Go through the material below, count the lines with the word "this", and reply with the count alone.

[Collection entries]
************

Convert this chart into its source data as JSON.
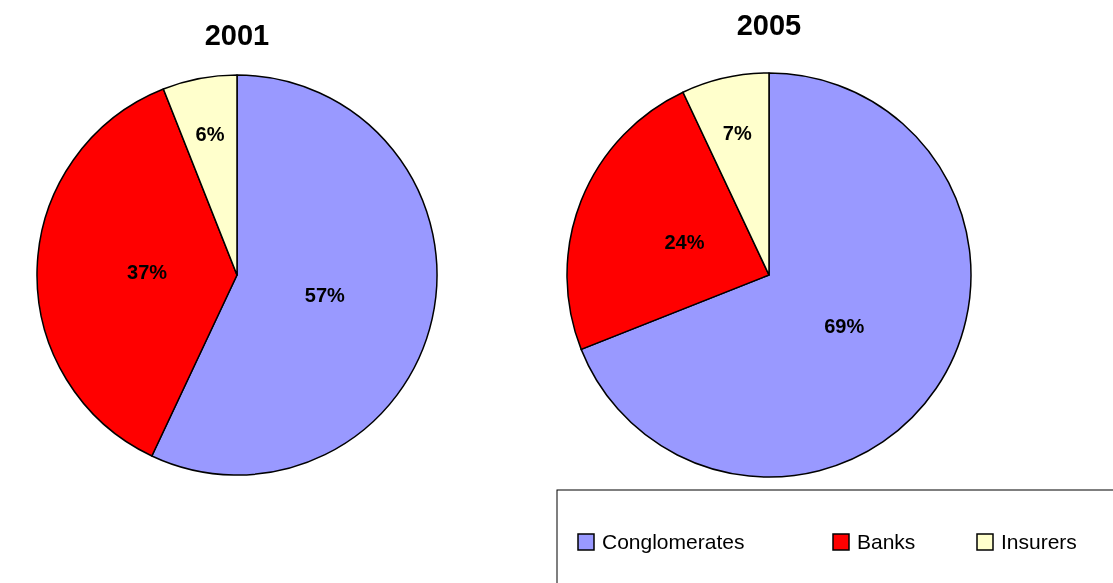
{
  "chart_data": [
    {
      "type": "pie",
      "title": "2001",
      "categories": [
        null,
        null,
        null
      ],
      "values": [
        57,
        37,
        6
      ],
      "colors": [
        "#9999ff",
        "#ff0000",
        "#ffffcc"
      ],
      "value_labels": [
        "57%",
        "37%",
        "6%"
      ]
    },
    {
      "type": "pie",
      "title": "2005",
      "categories": [
        "Conglomerates",
        "Banks",
        "Insurers"
      ],
      "values": [
        69,
        24,
        7
      ],
      "colors": [
        "#9999ff",
        "#ff0000",
        "#ffffcc"
      ],
      "value_labels": [
        "69%",
        "24%",
        "7%"
      ],
      "legend": "bottom right"
    }
  ]
}
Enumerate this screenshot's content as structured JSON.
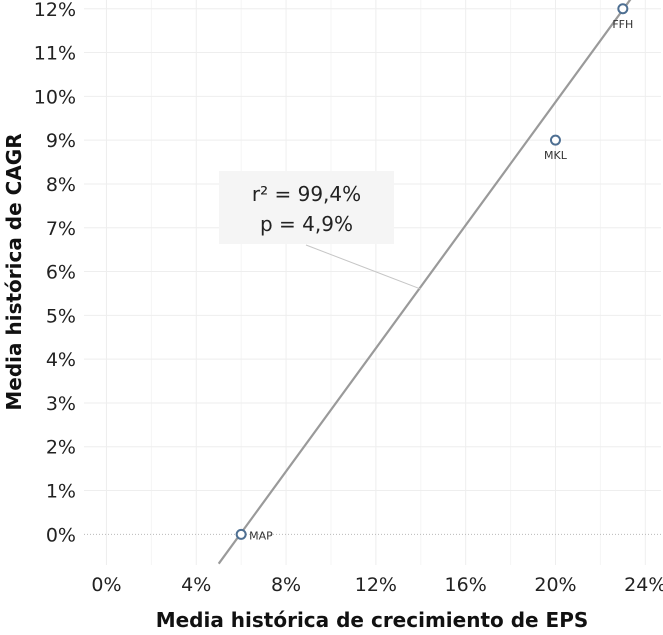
{
  "chart_data": {
    "type": "scatter",
    "title": "",
    "xlabel": "Media histórica de crecimiento de EPS",
    "ylabel": "Media histórica de CAGR",
    "xlim": [
      -0.01,
      0.247
    ],
    "ylim": [
      -0.007,
      0.122
    ],
    "x_ticks": [
      0,
      0.04,
      0.08,
      0.12,
      0.16,
      0.2,
      0.24
    ],
    "x_tick_labels": [
      "0%",
      "4%",
      "8%",
      "12%",
      "16%",
      "20%",
      "24%"
    ],
    "y_ticks": [
      0,
      0.01,
      0.02,
      0.03,
      0.04,
      0.05,
      0.06,
      0.07,
      0.08,
      0.09,
      0.1,
      0.11,
      0.12
    ],
    "y_tick_labels": [
      "0%",
      "1%",
      "2%",
      "3%",
      "4%",
      "5%",
      "6%",
      "7%",
      "8%",
      "9%",
      "10%",
      "11%",
      "12%"
    ],
    "points": [
      {
        "label": "MAP",
        "x": 0.06,
        "y": 0.0
      },
      {
        "label": "MKL",
        "x": 0.2,
        "y": 0.09
      },
      {
        "label": "FFH",
        "x": 0.23,
        "y": 0.12
      }
    ],
    "trendline": {
      "x": [
        0.05,
        0.2339
      ],
      "y": [
        -0.0067,
        0.1225
      ]
    },
    "grid": true,
    "legend": "none",
    "annotation": {
      "lines": [
        "r² = 99,4%",
        "p = 4,9%"
      ],
      "anchor": {
        "x": 0.14,
        "y": 0.056
      }
    },
    "colors": {
      "point_stroke": "#4e6f92",
      "trendline": "#9a9a9a",
      "grid": "#eeeeee",
      "zero_line": "#b9b9b9",
      "annotation_bg": "#f5f5f5",
      "leader": "#c6c6c6"
    }
  }
}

************

▶ _Written solution_
2